Ho sempre un pò diffidato dei cantautori barbuti, un pò tristi e con chitarra acustica e proprio per questo Bon Iver non l'ho mai preso molto in considerazione. Confesso che è anche merito di Peter Gabriel che riprese la sua Flume nel suo ultimo album di cover "Scratch my back" e del recente viaggio a Londra con relativa visita a HMV ed acquisto del suo sorprendente debutto del 2008 "For Emma, Forever ago" in rigorosa offerta speciale, che mi sono accostato con interesse a Justin Vernon (il suo vero nome, l'altro è la storpiatura inglese del francese Bon Hiver, buon inverno...). Ora che è uscito il suo nuovissimo album ne sono rimasto ipnotizzato. Un disco indubbiamente lento, per certi versi anche un pò cupo: devi concentrarti molto per intercettarne, con notevole fatica, qualche parola di testo. Difficile anche scorgere dei riferimenti: un misto del country-rock acustico e solitario anni '70, del soft-rock anni '80 e della psichedelia anni '90. Un disco assolutamente analogico, con molta attenzione rivolta al tessuto musicale e con profondo lavoro sulla pedal-steel, tastiere, sax, corde, ecc. ecc. Dalle prime note di Perth con una una melodia semplice e sinuosa che sfocia poi in una esplosione musicale stile Crazy Horse, all'ultimo brano Beth/Rest in cui ci sembra di rivivere i tempi di Stevie Winwood e del suo Higher Ground, ci sono tutta una serie di arrangiamenti che vanno da tastiere classicheggianti alla Satie a fiati stile Dave Letterman show.

—————

CONSEGNA A: Riduci a un elenco puntato il paragrafo dell'estratto che comincia con «Ho sempre un pò diffidato», conservandone i fatti principali.

RIGHE DI ORIGINE:
—————

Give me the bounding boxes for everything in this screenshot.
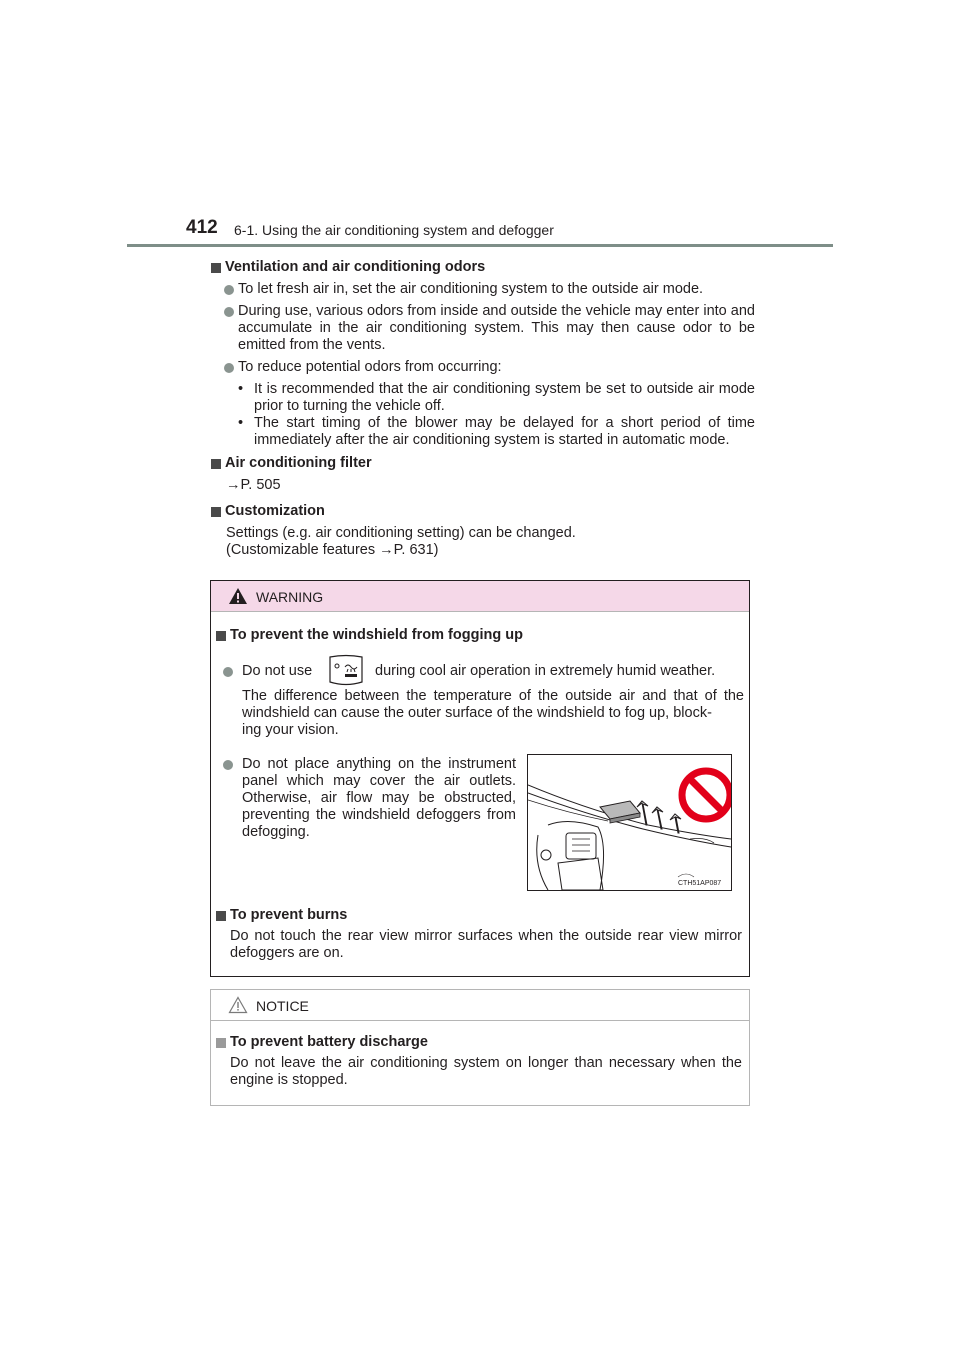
section-heading [210, 259, 755, 276]
square-bullet-icon [216, 631, 226, 641]
battery-heading: To prevent battery discharge [230, 1034, 428, 1050]
round-bullet-icon [223, 667, 233, 677]
sub-bullet-icon: • [238, 381, 244, 397]
header-rule [127, 244, 833, 247]
square-bullet-icon [211, 459, 221, 469]
warning-subheading [216, 907, 347, 924]
notice-title: NOTICE [256, 998, 309, 1014]
warning-subheading [216, 627, 523, 644]
customization-line-2: (Customizable features →P. 631) [226, 542, 439, 558]
bullet-item [210, 359, 755, 376]
sub-bullet-item [210, 381, 755, 415]
notice-subheading [216, 1034, 428, 1051]
burns-text: Do not touch the rear view mirror surfaces when the outside rear view mirror defoggers are on. [230, 928, 742, 961]
fog-bullet-end: during cool air operation in extremely humid weather. [375, 663, 716, 679]
battery-text: Do not leave the air conditioning system on longer than necessary when the engine is stopped. [230, 1055, 742, 1088]
sub-bullet-item [210, 415, 755, 449]
customization-line-1: Settings (e.g. air conditioning setting) can be changed. [226, 525, 576, 541]
burns-heading: To prevent burns [230, 907, 348, 923]
defogger-switch-icon [328, 654, 364, 688]
round-bullet-icon [224, 307, 234, 317]
page-number: 412 [186, 217, 218, 238]
ventilation-sub-2: The start timing of the blower may be delayed for a short period of time immediately after the air conditioning system is started in automatic mode. [254, 415, 755, 448]
round-bullet-icon [224, 285, 234, 295]
caution-triangle-icon [228, 996, 248, 1014]
fog-detail-text: The difference between the temperature of the outside air and that of the windshield can cause the outer surface of the windshield to fog up, block- ing your vision. [242, 688, 744, 738]
ventilation-bullet-3: To reduce potential odors from occurring: [238, 359, 502, 375]
fog-heading: To prevent the windshield from fogging up [230, 627, 523, 643]
customization-heading: Customization [225, 503, 325, 519]
round-bullet-icon [223, 760, 233, 770]
sub-bullet-icon: • [238, 415, 244, 431]
instrument-panel-illustration [528, 755, 731, 890]
running-title: 6-1. Using the air conditioning system and defogger [234, 222, 554, 238]
main-content [210, 254, 755, 559]
instrument-panel-figure [527, 754, 732, 891]
filter-ref[interactable]: →P. 505 [226, 477, 281, 493]
ventilation-sub-1: It is recommended that the air conditioning system be set to outside air mode prior to turning the vehicle off. [254, 381, 755, 414]
ventilation-heading: Ventilation and air conditioning odors [225, 259, 486, 275]
notice-header [211, 990, 749, 1021]
square-bullet-icon [211, 507, 221, 517]
filter-heading: Air conditioning filter [225, 455, 372, 471]
round-bullet-icon [224, 363, 234, 373]
warning-title: WARNING [256, 589, 324, 605]
square-bullet-icon [211, 263, 221, 273]
warning-header [211, 581, 749, 612]
square-bullet-icon [216, 1038, 226, 1048]
section-heading [210, 503, 755, 520]
section-heading [210, 455, 755, 472]
ventilation-bullet-1: To let fresh air in, set the air conditioning system to the outside air mode. [238, 281, 704, 297]
square-bullet-icon [216, 911, 226, 921]
fog-detail [242, 688, 744, 739]
figure-code: CTH51AP087 [678, 880, 722, 887]
bullet-item [210, 303, 755, 354]
bullet-item [210, 281, 755, 298]
fog-bullet-start: Do not use [242, 663, 313, 679]
warning-triangle-icon [228, 587, 248, 605]
ventilation-bullet-2: During use, various odors from inside and outside the vehicle may enter into and accumulate in the air conditioning system. This may then cause odor to be emitted from the vents. [238, 303, 755, 353]
outlet-bullet: Do not place anything on the instrument panel which may cover the air outlets. Otherwise, air flow may be obstructed, preventing the windshield defoggers from defogging. [242, 756, 516, 840]
notice-box [210, 989, 750, 1106]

—————

CONSEGNA B: Trascrivi senza modifiche, fra le righe di origine, quelle che partono dalla riga contenente «section-heading [210, 259, 755, 276]» e proseguono fino alla riga contenente «fog-bullet-end: during cool», entrambe comprese.

SOLUZIONE COMPLETA A:
- L'autore diffidava dei cantautori barbuti, un po' tristi e con chitarra acustica, e per questo aveva trascurato Bon Iver.
- Si è avvicinato a Justin Vernon per due ragioni. La prima è la cover di Flume fatta da Peter Gabriel nell'album "Scratch my back". La seconda è un viaggio a Londra, durante il quale ha comprato da HMV, in offerta speciale, il debutto del 2008 "For Emma, Forever ago".
- Justin Vernon è il vero nome dell'artista. "Bon Iver" storpia in inglese il francese "Bon Hiver", cioè "buon inverno".
- Il nuovissimo album ha ipnotizzato l'autore.
- Il disco è lento e un po' cupo, e le parole dei testi si colgono a fatica.
- I riferimenti sono difficili da individuare: si mescolano country-rock acustico anni '70, soft-rock anni '80 e psichedelia anni '90.
- È un disco analogico, attento al tessuto musicale, con un profondo lavoro su pedal-steel, tastiere, sax e corde.
- Si apre con Perth, dalla melodia semplice e sinuosa che esplode in stile Crazy Horse. Si chiude con Beth/Rest, che ricorda Stevie Winwood e la sua Higher Ground.
- Gli arrangiamenti spaziano da tastiere classicheggianti alla Satie a fiati in stile Dave Letterman show.

SOLUZIONE COMPLETA B:
section-heading [210, 259, 755, 276]
square-bullet-icon [216, 631, 226, 641]
battery-heading: To prevent battery discharge [230, 1034, 428, 1050]
round-bullet-icon [223, 667, 233, 677]
sub-bullet-icon: • [238, 381, 244, 397]
header-rule [127, 244, 833, 247]
square-bullet-icon [211, 459, 221, 469]
warning-subheading [216, 907, 347, 924]
notice-title: NOTICE [256, 998, 309, 1014]
warning-subheading [216, 627, 523, 644]
customization-line-2: (Customizable features →P. 631) [226, 542, 439, 558]
bullet-item [210, 359, 755, 376]
sub-bullet-item [210, 381, 755, 415]
notice-subheading [216, 1034, 428, 1051]
burns-text: Do not touch the rear view mirror surfaces when the outside rear view mirror defoggers are on. [230, 928, 742, 961]
fog-bullet-end: during cool air operation in extremely humid weather. [375, 663, 716, 679]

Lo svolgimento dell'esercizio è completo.